== Entries ==

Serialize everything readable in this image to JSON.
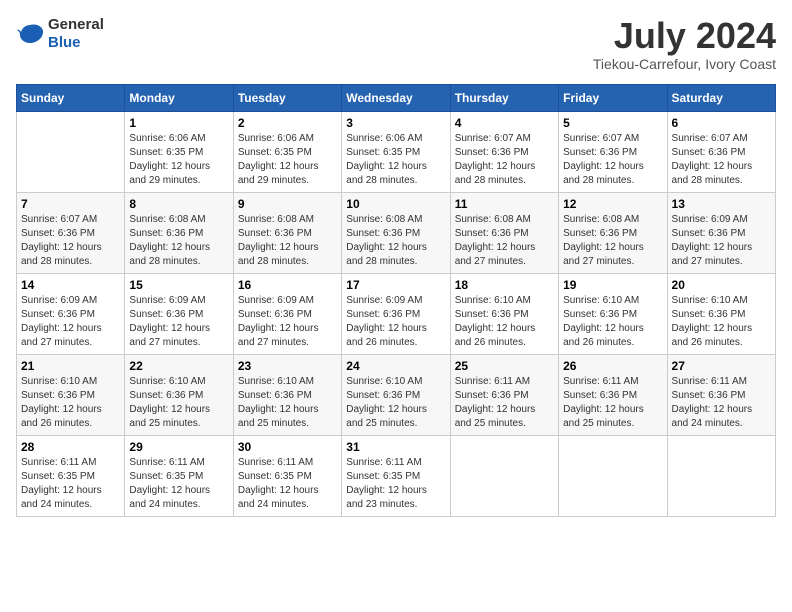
{
  "header": {
    "logo_general": "General",
    "logo_blue": "Blue",
    "month_title": "July 2024",
    "location": "Tiekou-Carrefour, Ivory Coast"
  },
  "days_of_week": [
    "Sunday",
    "Monday",
    "Tuesday",
    "Wednesday",
    "Thursday",
    "Friday",
    "Saturday"
  ],
  "weeks": [
    [
      {
        "num": "",
        "info": ""
      },
      {
        "num": "1",
        "info": "Sunrise: 6:06 AM\nSunset: 6:35 PM\nDaylight: 12 hours\nand 29 minutes."
      },
      {
        "num": "2",
        "info": "Sunrise: 6:06 AM\nSunset: 6:35 PM\nDaylight: 12 hours\nand 29 minutes."
      },
      {
        "num": "3",
        "info": "Sunrise: 6:06 AM\nSunset: 6:35 PM\nDaylight: 12 hours\nand 28 minutes."
      },
      {
        "num": "4",
        "info": "Sunrise: 6:07 AM\nSunset: 6:36 PM\nDaylight: 12 hours\nand 28 minutes."
      },
      {
        "num": "5",
        "info": "Sunrise: 6:07 AM\nSunset: 6:36 PM\nDaylight: 12 hours\nand 28 minutes."
      },
      {
        "num": "6",
        "info": "Sunrise: 6:07 AM\nSunset: 6:36 PM\nDaylight: 12 hours\nand 28 minutes."
      }
    ],
    [
      {
        "num": "7",
        "info": "Sunrise: 6:07 AM\nSunset: 6:36 PM\nDaylight: 12 hours\nand 28 minutes."
      },
      {
        "num": "8",
        "info": "Sunrise: 6:08 AM\nSunset: 6:36 PM\nDaylight: 12 hours\nand 28 minutes."
      },
      {
        "num": "9",
        "info": "Sunrise: 6:08 AM\nSunset: 6:36 PM\nDaylight: 12 hours\nand 28 minutes."
      },
      {
        "num": "10",
        "info": "Sunrise: 6:08 AM\nSunset: 6:36 PM\nDaylight: 12 hours\nand 28 minutes."
      },
      {
        "num": "11",
        "info": "Sunrise: 6:08 AM\nSunset: 6:36 PM\nDaylight: 12 hours\nand 27 minutes."
      },
      {
        "num": "12",
        "info": "Sunrise: 6:08 AM\nSunset: 6:36 PM\nDaylight: 12 hours\nand 27 minutes."
      },
      {
        "num": "13",
        "info": "Sunrise: 6:09 AM\nSunset: 6:36 PM\nDaylight: 12 hours\nand 27 minutes."
      }
    ],
    [
      {
        "num": "14",
        "info": "Sunrise: 6:09 AM\nSunset: 6:36 PM\nDaylight: 12 hours\nand 27 minutes."
      },
      {
        "num": "15",
        "info": "Sunrise: 6:09 AM\nSunset: 6:36 PM\nDaylight: 12 hours\nand 27 minutes."
      },
      {
        "num": "16",
        "info": "Sunrise: 6:09 AM\nSunset: 6:36 PM\nDaylight: 12 hours\nand 27 minutes."
      },
      {
        "num": "17",
        "info": "Sunrise: 6:09 AM\nSunset: 6:36 PM\nDaylight: 12 hours\nand 26 minutes."
      },
      {
        "num": "18",
        "info": "Sunrise: 6:10 AM\nSunset: 6:36 PM\nDaylight: 12 hours\nand 26 minutes."
      },
      {
        "num": "19",
        "info": "Sunrise: 6:10 AM\nSunset: 6:36 PM\nDaylight: 12 hours\nand 26 minutes."
      },
      {
        "num": "20",
        "info": "Sunrise: 6:10 AM\nSunset: 6:36 PM\nDaylight: 12 hours\nand 26 minutes."
      }
    ],
    [
      {
        "num": "21",
        "info": "Sunrise: 6:10 AM\nSunset: 6:36 PM\nDaylight: 12 hours\nand 26 minutes."
      },
      {
        "num": "22",
        "info": "Sunrise: 6:10 AM\nSunset: 6:36 PM\nDaylight: 12 hours\nand 25 minutes."
      },
      {
        "num": "23",
        "info": "Sunrise: 6:10 AM\nSunset: 6:36 PM\nDaylight: 12 hours\nand 25 minutes."
      },
      {
        "num": "24",
        "info": "Sunrise: 6:10 AM\nSunset: 6:36 PM\nDaylight: 12 hours\nand 25 minutes."
      },
      {
        "num": "25",
        "info": "Sunrise: 6:11 AM\nSunset: 6:36 PM\nDaylight: 12 hours\nand 25 minutes."
      },
      {
        "num": "26",
        "info": "Sunrise: 6:11 AM\nSunset: 6:36 PM\nDaylight: 12 hours\nand 25 minutes."
      },
      {
        "num": "27",
        "info": "Sunrise: 6:11 AM\nSunset: 6:36 PM\nDaylight: 12 hours\nand 24 minutes."
      }
    ],
    [
      {
        "num": "28",
        "info": "Sunrise: 6:11 AM\nSunset: 6:35 PM\nDaylight: 12 hours\nand 24 minutes."
      },
      {
        "num": "29",
        "info": "Sunrise: 6:11 AM\nSunset: 6:35 PM\nDaylight: 12 hours\nand 24 minutes."
      },
      {
        "num": "30",
        "info": "Sunrise: 6:11 AM\nSunset: 6:35 PM\nDaylight: 12 hours\nand 24 minutes."
      },
      {
        "num": "31",
        "info": "Sunrise: 6:11 AM\nSunset: 6:35 PM\nDaylight: 12 hours\nand 23 minutes."
      },
      {
        "num": "",
        "info": ""
      },
      {
        "num": "",
        "info": ""
      },
      {
        "num": "",
        "info": ""
      }
    ]
  ]
}
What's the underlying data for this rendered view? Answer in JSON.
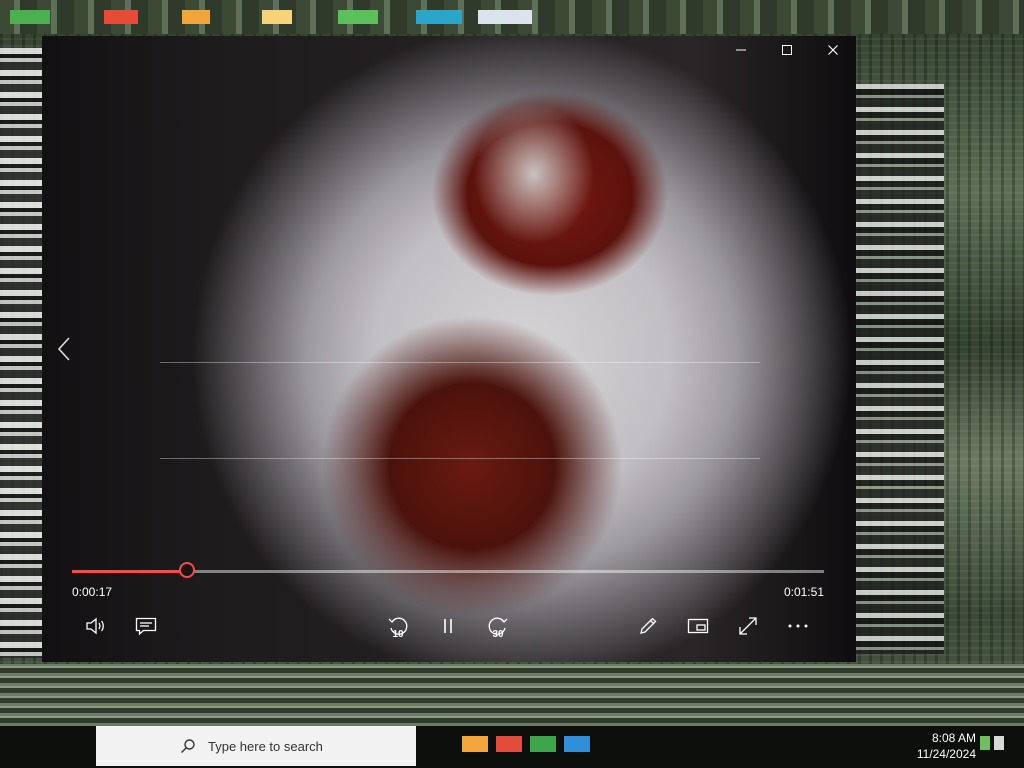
{
  "window": {
    "minimize_label": "–",
    "maximize_label": "□",
    "close_label": "×"
  },
  "player": {
    "elapsed": "0:00:17",
    "duration": "0:01:51",
    "progress": 0.153,
    "skip_back_label": "10",
    "skip_forward_label": "30",
    "accent_color": "#ee4f4f",
    "controls": [
      "volume-icon",
      "subtitles-icon",
      "skip-back-10-icon",
      "pause-icon",
      "skip-forward-30-icon",
      "edit-pen-icon",
      "mini-view-icon",
      "fullscreen-icon",
      "more-options-icon"
    ]
  },
  "taskbar": {
    "search_placeholder": "Type here to search",
    "time": "8:08 AM",
    "date": "11/24/2024"
  }
}
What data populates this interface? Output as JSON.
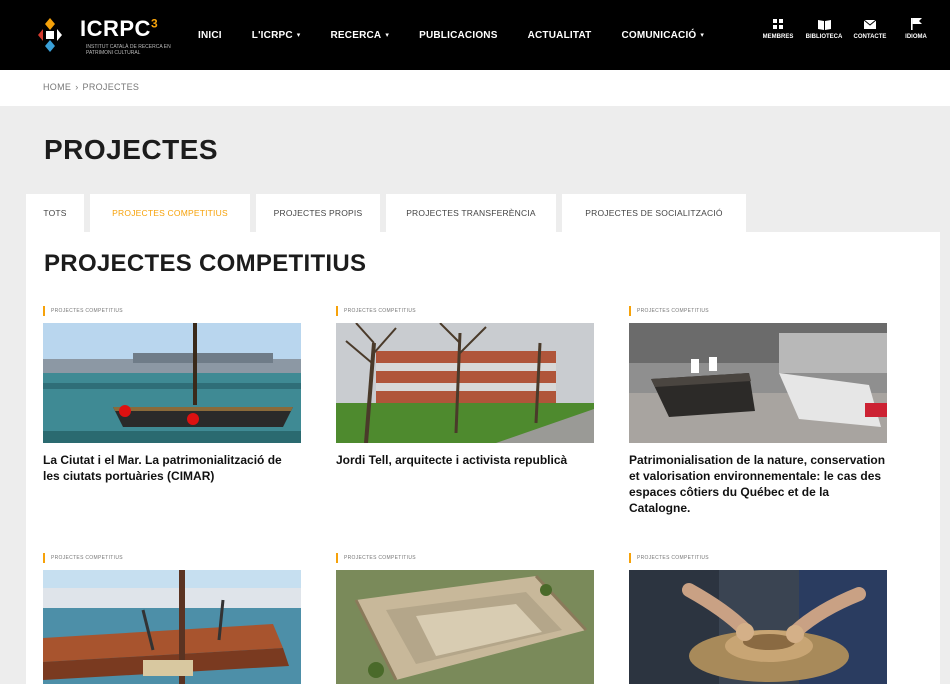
{
  "brand": {
    "name": "ICRPC",
    "superscript": "3",
    "tagline": "INSTITUT CATALÀ DE RECERCA EN PATRIMONI CULTURAL"
  },
  "nav": {
    "items": [
      {
        "label": "INICI",
        "has_caret": false
      },
      {
        "label": "L'ICRPC",
        "has_caret": true
      },
      {
        "label": "RECERCA",
        "has_caret": true
      },
      {
        "label": "PUBLICACIONS",
        "has_caret": false
      },
      {
        "label": "ACTUALITAT",
        "has_caret": false
      },
      {
        "label": "COMUNICACIÓ",
        "has_caret": true
      }
    ],
    "caret": "▾"
  },
  "tools": [
    {
      "label": "MEMBRES",
      "icon": "members-icon"
    },
    {
      "label": "BIBLIOTECA",
      "icon": "book-icon"
    },
    {
      "label": "CONTACTE",
      "icon": "mail-icon"
    },
    {
      "label": "IDIOMA",
      "icon": "flag-icon"
    }
  ],
  "breadcrumb": {
    "home": "HOME",
    "separator": "›",
    "current": "PROJECTES"
  },
  "page": {
    "title": "PROJECTES"
  },
  "tabs": [
    {
      "label": "TOTS",
      "active": false
    },
    {
      "label": "PROJECTES COMPETITIUS",
      "active": true
    },
    {
      "label": "PROJECTES PROPIS",
      "active": false
    },
    {
      "label": "PROJECTES TRANSFERÈNCIA",
      "active": false
    },
    {
      "label": "PROJECTES DE SOCIALITZACIÓ",
      "active": false
    }
  ],
  "section": {
    "title": "PROJECTES COMPETITIUS"
  },
  "cards": [
    {
      "tag": "PROJECTES COMPETITIUS",
      "image": "harbor-boat-photo",
      "title": "La Ciutat i el Mar. La patrimonialització de les ciutats portuàries (CIMAR)"
    },
    {
      "tag": "PROJECTES COMPETITIUS",
      "image": "building-trees-photo",
      "title": "Jordi Tell, arquitecte i activista republicà"
    },
    {
      "tag": "PROJECTES COMPETITIUS",
      "image": "boat-exhibit-photo",
      "title": "Patrimonialisation de la nature, conservation et valorisation environnementale: le cas des espaces côtiers du Québec et de la Catalogne."
    },
    {
      "tag": "PROJECTES COMPETITIUS",
      "image": "fishing-boats-photo",
      "title": ""
    },
    {
      "tag": "PROJECTES COMPETITIUS",
      "image": "archaeological-site-photo",
      "title": ""
    },
    {
      "tag": "PROJECTES COMPETITIUS",
      "image": "pottery-wheel-photo",
      "title": ""
    }
  ],
  "colors": {
    "accent": "#f6a20a",
    "topbar": "#000000",
    "band": "#ededed"
  }
}
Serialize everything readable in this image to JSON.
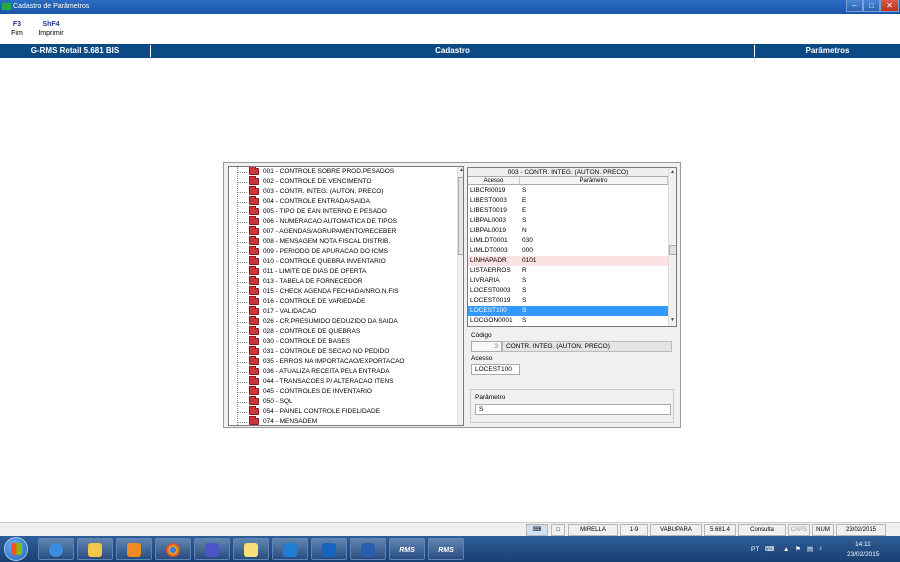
{
  "window": {
    "title": "Cadastro de Parâmetros"
  },
  "toolbar": {
    "fim": {
      "key": "F3",
      "label": "Fim"
    },
    "imprimir": {
      "key": "ShF4",
      "label": "Imprimir"
    }
  },
  "infobar": {
    "app": "G-RMS Retail 5.681 BIS",
    "section": "Cadastro",
    "module": "Parâmetros"
  },
  "tree": {
    "items": [
      "001 - CONTROLE SOBRE PROD.PESADOS",
      "002 - CONTROLE DE VENCIMENTO",
      "003 - CONTR. INTEG. (AUTON. PRECO)",
      "004 - CONTROLE ENTRADA/SAIDA",
      "005 - TIPO DE EAN INTERNO E PESADO",
      "006 - NUMERACAO AUTOMATICA DE TIPOS",
      "007 - AGENDAS/AGRUPAMENTO/RECEBER",
      "008 - MENSAGEM NOTA FISCAL DISTRIB.",
      "009 - PERIODO DE APURACAO DO ICMS",
      "010 - CONTROLE QUEBRA INVENTARIO",
      "011 - LIMITE DE DIAS DE OFERTA",
      "013 - TABELA DE FORNECEDOR",
      "015 - CHECK AGENDA FECHADA/NRO.N.FIS",
      "016 - CONTROLE DE VARIEDADE",
      "017 - VALIDACAO",
      "026 - CR.PRESUMIDO DEDUZIDO DA SAIDA",
      "028 - CONTROLE DE QUEBRAS",
      "030 - CONTROLE DE BASES",
      "031 - CONTROLE DE SECAO NO PEDIDO",
      "035 - ERROS NA IMPORTACAO/EXPORTACAO",
      "036 - ATUALIZA RECEITA PELA ENTRADA",
      "044 - TRANSACOES P/ ALTERACAO ITENS",
      "045 - CONTROLES DE INVENTARIO",
      "050 - SQL",
      "054 - PAINEL CONTROLE FIDELIDADE",
      "074 - MENSADEM"
    ]
  },
  "grid": {
    "title": "003 - CONTR. INTEG. (AUTON. PRECO)",
    "columns": [
      "Acesso",
      "Parâmetro"
    ],
    "rows": [
      [
        "LIBCRI0019",
        "S"
      ],
      [
        "LIBEST0003",
        "E"
      ],
      [
        "LIBEST0019",
        "E"
      ],
      [
        "LIBPAL0003",
        "S"
      ],
      [
        "LIBPAL0019",
        "N"
      ],
      [
        "LIMLDT0001",
        "030"
      ],
      [
        "LIMLDT0003",
        "000"
      ],
      [
        "LINHAPADR",
        "0101"
      ],
      [
        "LISTAERROS",
        "R"
      ],
      [
        "LIVRARIA",
        "S"
      ],
      [
        "LOCEST0003",
        "S"
      ],
      [
        "LOCEST0019",
        "S"
      ],
      [
        "LOCEST100",
        "S"
      ],
      [
        "LOCGON0001",
        "S"
      ]
    ],
    "selected_row": 12,
    "highlight_row": 7
  },
  "form": {
    "codigo_label": "Código",
    "codigo_value": "3",
    "codigo_desc": "CONTR. INTEG. (AUTON. PRECO)",
    "acesso_label": "Acesso",
    "acesso_value": "LOCEST100",
    "parametro_label": "Parâmetro",
    "parametro_value": "S"
  },
  "status": {
    "user": "MIRELLA",
    "company": "1-9",
    "store": "VABUPARA",
    "version": "5.681.4",
    "mode": "Consulta",
    "caps": "CAPS",
    "num": "NUM",
    "date": "23/02/2015"
  },
  "taskbar": {
    "rms1": "RMS",
    "rms2": "RMS",
    "lang": "PT",
    "time": "14:11",
    "date": "23/02/2015"
  },
  "colors": {
    "title_bar": "#1b56a8",
    "info_bar": "#0c4a86",
    "selected_row": "#3399ff",
    "folder": "#c9373d",
    "taskbar": "#1a3f73"
  }
}
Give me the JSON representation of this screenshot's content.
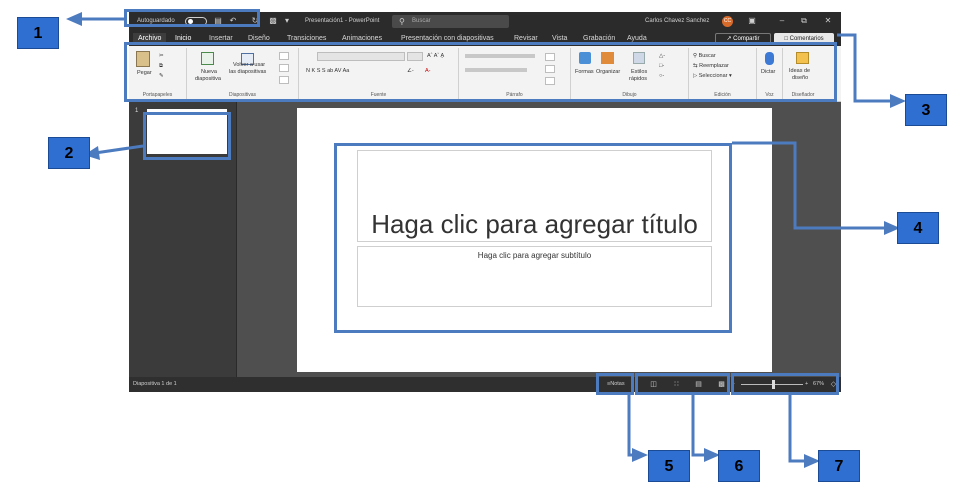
{
  "titlebar": {
    "autosave_label": "Autoguardado",
    "document_title": "Presentación1 - PowerPoint",
    "search_placeholder": "Buscar",
    "user_name": "Carlos Chavez Sanchez",
    "user_initials": "CC"
  },
  "menu": {
    "tabs": [
      "Archivo",
      "Inicio",
      "Insertar",
      "Diseño",
      "Transiciones",
      "Animaciones",
      "Presentación con diapositivas",
      "Revisar",
      "Vista",
      "Grabación",
      "Ayuda"
    ],
    "active_tab": "Inicio",
    "share_label": "Compartir",
    "comments_label": "Comentarios"
  },
  "ribbon": {
    "groups": [
      "Portapapeles",
      "Diapositivas",
      "Fuente",
      "Párrafo",
      "Dibujo",
      "Edición",
      "Voz",
      "Diseñador"
    ],
    "paste": "Pegar",
    "new_slide_1": "Nueva",
    "new_slide_2": "diapositiva",
    "reuse_1": "Volver a usar",
    "reuse_2": "las diapositivas",
    "font_buttons": "N  K  S  S  ab  AV  Aa",
    "shapes": "Formas",
    "arrange": "Organizar",
    "quick_styles_1": "Estilos",
    "quick_styles_2": "rápidos",
    "find": "Buscar",
    "replace": "Reemplazar",
    "select": "Seleccionar",
    "dictate": "Dictar",
    "design_ideas_1": "Ideas de",
    "design_ideas_2": "diseño"
  },
  "thumbnails": {
    "slide_number": "1"
  },
  "slide": {
    "title_placeholder": "Haga clic para agregar título",
    "subtitle_placeholder": "Haga clic para agregar subtítulo"
  },
  "statusbar": {
    "slide_info": "Diapositiva 1 de 1",
    "notes_label": "Notas",
    "zoom_minus": "-",
    "zoom_plus": "+",
    "zoom_percent": "67%"
  },
  "callouts": [
    "1",
    "2",
    "3",
    "4",
    "5",
    "6",
    "7"
  ],
  "colors": {
    "highlight": "#4d7bc0",
    "callout_fill": "#2f6fd1",
    "accent": "#e2774a"
  }
}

== Stated task ==
Each line that has the word "JSON" counts once. How many such lines are in the data? Give the number alone.

== Solution for this problem ==
5